**WHAT THIS TASK INVOLVES**
For the data below, work out how many lines contain the word "color" and supply only that number.
start SUPPLIED DATA
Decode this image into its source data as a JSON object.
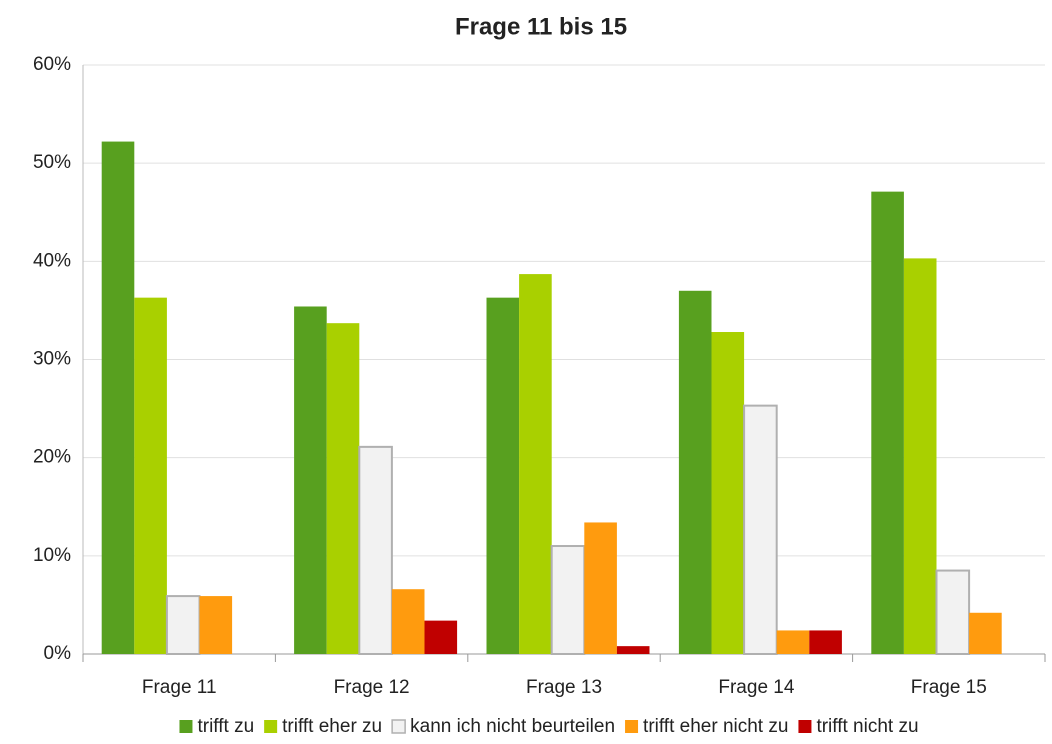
{
  "chart_data": {
    "type": "bar",
    "title": "Frage 11 bis 15",
    "categories": [
      "Frage 11",
      "Frage 12",
      "Frage 13",
      "Frage 14",
      "Frage 15"
    ],
    "series": [
      {
        "name": "trifft zu",
        "color": "#58a01f",
        "values": [
          52.2,
          35.4,
          36.3,
          37.0,
          47.1
        ]
      },
      {
        "name": "trifft eher zu",
        "color": "#a9d000",
        "values": [
          36.3,
          33.7,
          38.7,
          32.8,
          40.3
        ]
      },
      {
        "name": "kann ich nicht beurteilen",
        "color": "#f2f2f2",
        "values": [
          5.9,
          21.1,
          11.0,
          25.3,
          8.5
        ]
      },
      {
        "name": "trifft eher nicht zu",
        "color": "#ff9b0e",
        "values": [
          5.9,
          6.6,
          13.4,
          2.4,
          4.2
        ]
      },
      {
        "name": "trifft nicht zu",
        "color": "#c00000",
        "values": [
          0,
          3.4,
          0.8,
          2.4,
          0
        ]
      }
    ],
    "ylim": [
      0,
      60
    ],
    "yticks": [
      {
        "value": 0,
        "label": "0%"
      },
      {
        "value": 10,
        "label": "10%"
      },
      {
        "value": 20,
        "label": "20%"
      },
      {
        "value": 30,
        "label": "30%"
      },
      {
        "value": 40,
        "label": "40%"
      },
      {
        "value": 50,
        "label": "50%"
      },
      {
        "value": 60,
        "label": "60%"
      }
    ],
    "grid": true,
    "legend": "bottom"
  }
}
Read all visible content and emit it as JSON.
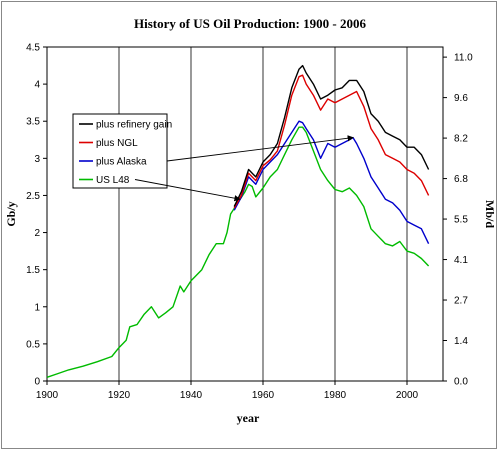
{
  "chart_data": {
    "type": "line",
    "title": "History of US Oil Production: 1900 - 2006",
    "xlabel": "year",
    "ylabel": "Gb/y",
    "ylabel_right": "Mb/d",
    "xlim": [
      1900,
      2010
    ],
    "ylim": [
      0,
      4.5
    ],
    "x_ticks": [
      "1900",
      "1920",
      "1940",
      "1960",
      "1980",
      "2000"
    ],
    "y_ticks": [
      "0",
      "0.5",
      "1",
      "1.5",
      "2",
      "2.5",
      "3",
      "3.5",
      "4",
      "4.5"
    ],
    "y_right_ticks": [
      "0.0",
      "1.4",
      "2.7",
      "4.1",
      "5.5",
      "6.8",
      "8.2",
      "9.6",
      "11.0"
    ],
    "grid": "vertical",
    "legend_position": "left-middle",
    "series": [
      {
        "name": "plus refinery gain",
        "color": "#000000",
        "points": [
          [
            1952,
            2.35
          ],
          [
            1954,
            2.55
          ],
          [
            1956,
            2.85
          ],
          [
            1958,
            2.75
          ],
          [
            1960,
            2.95
          ],
          [
            1962,
            3.05
          ],
          [
            1964,
            3.2
          ],
          [
            1966,
            3.55
          ],
          [
            1968,
            3.95
          ],
          [
            1970,
            4.2
          ],
          [
            1971,
            4.25
          ],
          [
            1972,
            4.15
          ],
          [
            1974,
            4.0
          ],
          [
            1976,
            3.8
          ],
          [
            1978,
            3.85
          ],
          [
            1980,
            3.92
          ],
          [
            1982,
            3.95
          ],
          [
            1984,
            4.05
          ],
          [
            1986,
            4.05
          ],
          [
            1988,
            3.9
          ],
          [
            1990,
            3.6
          ],
          [
            1992,
            3.5
          ],
          [
            1994,
            3.35
          ],
          [
            1996,
            3.3
          ],
          [
            1998,
            3.25
          ],
          [
            2000,
            3.15
          ],
          [
            2002,
            3.15
          ],
          [
            2004,
            3.05
          ],
          [
            2006,
            2.85
          ]
        ]
      },
      {
        "name": "plus NGL",
        "color": "#dd0000",
        "points": [
          [
            1952,
            2.33
          ],
          [
            1954,
            2.5
          ],
          [
            1956,
            2.8
          ],
          [
            1958,
            2.7
          ],
          [
            1960,
            2.9
          ],
          [
            1962,
            2.98
          ],
          [
            1964,
            3.1
          ],
          [
            1966,
            3.45
          ],
          [
            1968,
            3.85
          ],
          [
            1970,
            4.1
          ],
          [
            1971,
            4.12
          ],
          [
            1972,
            4.0
          ],
          [
            1974,
            3.85
          ],
          [
            1976,
            3.65
          ],
          [
            1978,
            3.8
          ],
          [
            1980,
            3.75
          ],
          [
            1982,
            3.8
          ],
          [
            1984,
            3.85
          ],
          [
            1986,
            3.9
          ],
          [
            1988,
            3.7
          ],
          [
            1990,
            3.4
          ],
          [
            1992,
            3.25
          ],
          [
            1994,
            3.05
          ],
          [
            1996,
            3.0
          ],
          [
            1998,
            2.95
          ],
          [
            2000,
            2.85
          ],
          [
            2002,
            2.8
          ],
          [
            2004,
            2.7
          ],
          [
            2006,
            2.5
          ]
        ]
      },
      {
        "name": "plus Alaska",
        "color": "#0000cc",
        "points": [
          [
            1952,
            2.3
          ],
          [
            1954,
            2.48
          ],
          [
            1956,
            2.75
          ],
          [
            1958,
            2.65
          ],
          [
            1960,
            2.85
          ],
          [
            1962,
            2.95
          ],
          [
            1964,
            3.05
          ],
          [
            1966,
            3.2
          ],
          [
            1968,
            3.35
          ],
          [
            1970,
            3.5
          ],
          [
            1971,
            3.48
          ],
          [
            1972,
            3.4
          ],
          [
            1974,
            3.25
          ],
          [
            1976,
            3.0
          ],
          [
            1978,
            3.2
          ],
          [
            1980,
            3.15
          ],
          [
            1982,
            3.2
          ],
          [
            1984,
            3.25
          ],
          [
            1985,
            3.28
          ],
          [
            1986,
            3.2
          ],
          [
            1988,
            3.0
          ],
          [
            1990,
            2.75
          ],
          [
            1992,
            2.6
          ],
          [
            1994,
            2.45
          ],
          [
            1996,
            2.4
          ],
          [
            1998,
            2.3
          ],
          [
            2000,
            2.15
          ],
          [
            2002,
            2.1
          ],
          [
            2004,
            2.05
          ],
          [
            2006,
            1.85
          ]
        ]
      },
      {
        "name": "US L48",
        "color": "#00bb00",
        "points": [
          [
            1900,
            0.05
          ],
          [
            1903,
            0.1
          ],
          [
            1906,
            0.15
          ],
          [
            1910,
            0.2
          ],
          [
            1914,
            0.26
          ],
          [
            1918,
            0.33
          ],
          [
            1920,
            0.45
          ],
          [
            1922,
            0.55
          ],
          [
            1923,
            0.73
          ],
          [
            1925,
            0.76
          ],
          [
            1927,
            0.9
          ],
          [
            1929,
            1.0
          ],
          [
            1931,
            0.85
          ],
          [
            1933,
            0.92
          ],
          [
            1935,
            1.0
          ],
          [
            1937,
            1.28
          ],
          [
            1938,
            1.2
          ],
          [
            1940,
            1.35
          ],
          [
            1941,
            1.4
          ],
          [
            1943,
            1.5
          ],
          [
            1945,
            1.7
          ],
          [
            1947,
            1.85
          ],
          [
            1949,
            1.85
          ],
          [
            1950,
            2.0
          ],
          [
            1951,
            2.25
          ],
          [
            1953,
            2.4
          ],
          [
            1955,
            2.55
          ],
          [
            1956,
            2.65
          ],
          [
            1957,
            2.62
          ],
          [
            1958,
            2.48
          ],
          [
            1960,
            2.6
          ],
          [
            1962,
            2.75
          ],
          [
            1964,
            2.85
          ],
          [
            1966,
            3.05
          ],
          [
            1968,
            3.25
          ],
          [
            1970,
            3.42
          ],
          [
            1971,
            3.42
          ],
          [
            1972,
            3.35
          ],
          [
            1974,
            3.1
          ],
          [
            1976,
            2.85
          ],
          [
            1978,
            2.7
          ],
          [
            1980,
            2.58
          ],
          [
            1982,
            2.55
          ],
          [
            1984,
            2.6
          ],
          [
            1986,
            2.5
          ],
          [
            1988,
            2.35
          ],
          [
            1990,
            2.05
          ],
          [
            1992,
            1.95
          ],
          [
            1994,
            1.85
          ],
          [
            1996,
            1.82
          ],
          [
            1998,
            1.88
          ],
          [
            2000,
            1.75
          ],
          [
            2002,
            1.72
          ],
          [
            2004,
            1.65
          ],
          [
            2006,
            1.55
          ]
        ]
      }
    ]
  }
}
end SUPPLIED DATA
**WRITTEN ANSWER**
9